TEXT PASSAGE ▸
* * * * * * * * *

At the beginning of Defiant, Kris is commanding a misfit crew, holding up her own.  Things are looking up until Kris is arrested. The political climate has turned as Kris’s father is removed from his post as prime minister of the planet Wardhaven.  In the midst of political squabbling, no one except Kris notices the Peterwalds pulling the strings.  The politicians’ eyes open only under threat of invasion, and it is up to Kris to lead a suicide mission to preserve Wardhaven’s freedom and independence.

How many of them can we make die?
In this review I noted that Mutineer was a bit disjointed, where parts of the story stood on their own and didn’t really fit together that well.  In some ways, Defiant goes back to that formula. 

At the start of Defiant, I was expecting Down Periscope. Instead of giving Kris a real command, the Navy makes her commander of an experimental ship full of misfits no one else wants.  I thought it was going to be funny and cheeky, just like the movie, except in space.  That expectation was quickly squashed when Kris is arrested.  The way Mike Shepherd described that arrest is worth a second listen.  It’s very, very well written. It’s written with so much feeling, so much emphasis, that I expected the arrest and trial to be a focal point for the entire novel a la A Few Good Men.  Again, this expectation was quickly dispelled when Kris is sent on a diplomatic mission to a planet Hikila (planet Hawaii), which turns into a hostage/terrorist situation.  I was pretty shocked at how little time and energy Mike Shepherd spent on Kris’s rehabilitation from the arrest.  About 8 hours into the book, Kris returns from Hikila and maybe five minutes of the audiobook are dedicated to a summary recounting of how while she was away a few people from Olympia talked to the media and charges were dropped.  I would have loved to hear this part in detail.  Instead, we have Tom and Penny’s wedding leading right into the major conflict of the book: the invasion.

Disjointedness aside, the invasion was wonderful. Mike Shepherd finally uses that third-person narration to get away from Kris and present us with the enemy.  The enemy becomes much more realistic and the conflict more suspenseful. When Kris and her team start the plotting, the strategy talk, the prep work for the major conflict 6 hours to the end of the book, I wondered how it could be possible that anyone would expect a listener to hang in there for that long just for one fight. I was sure I’d get bored.  Boy, was I wrong. Around 5 hours to the end of the book, a feeling started in the pit of my stomach, that feeling you get when you are a few hours away from giving a big speech – excitement and worry.  Dread and anticipation.  About 4 hours to the end of the book, I could not stop listening.  I stay up until 2 a.m., on a Tuesday night, to finish the audiobook.  Best part about listening to Defiant not in the car or at the gym, but on my computer?  When Tom hits up the theme to the battle – “the March of Cambreadth” – I hit up youtube and listened along on repeat at a low volume.

* * * * * * * * *

DATASET EXTRACT ▸
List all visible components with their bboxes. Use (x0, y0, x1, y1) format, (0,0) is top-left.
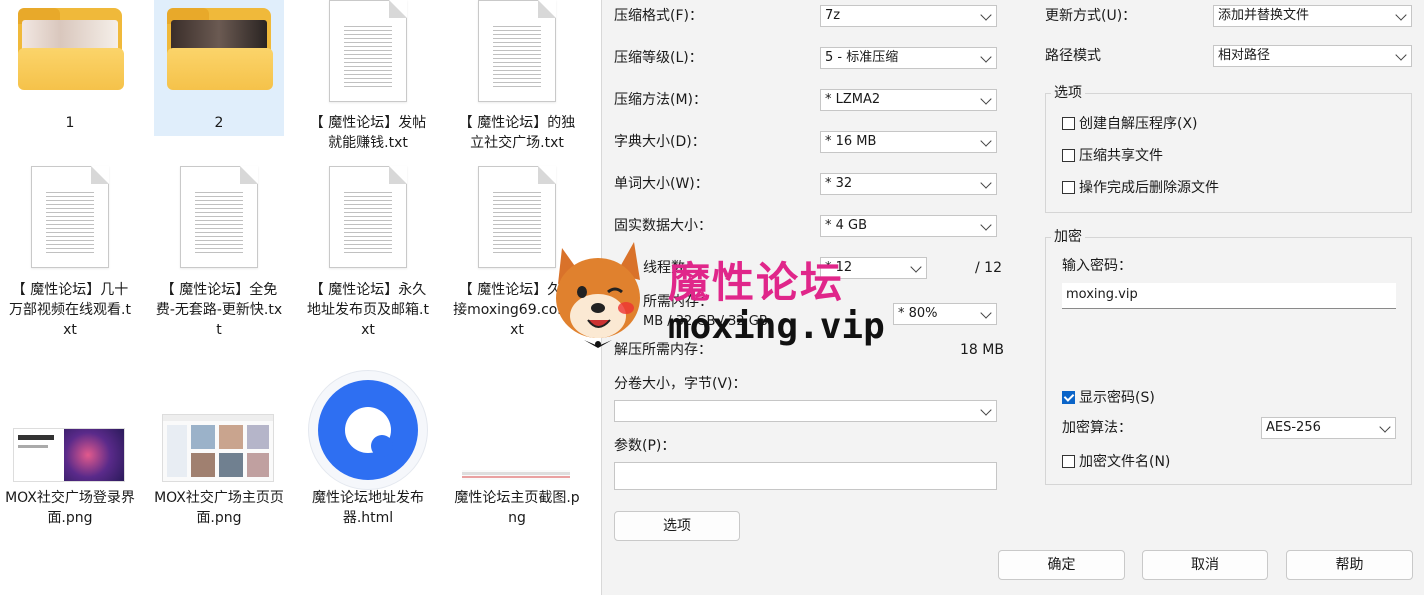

* * * * * * * * *

TASK DETAILS ▸ In the review of Defiant, why did the reviewer expect the arrest and trial to be the focal point of the whole novel? Answer in one to three sentences. The material comes from another source.

EXERCISE RESULT ▸ The reviewer expected this because Mike Shepherd wrote the arrest with so much feeling and so much emphasis.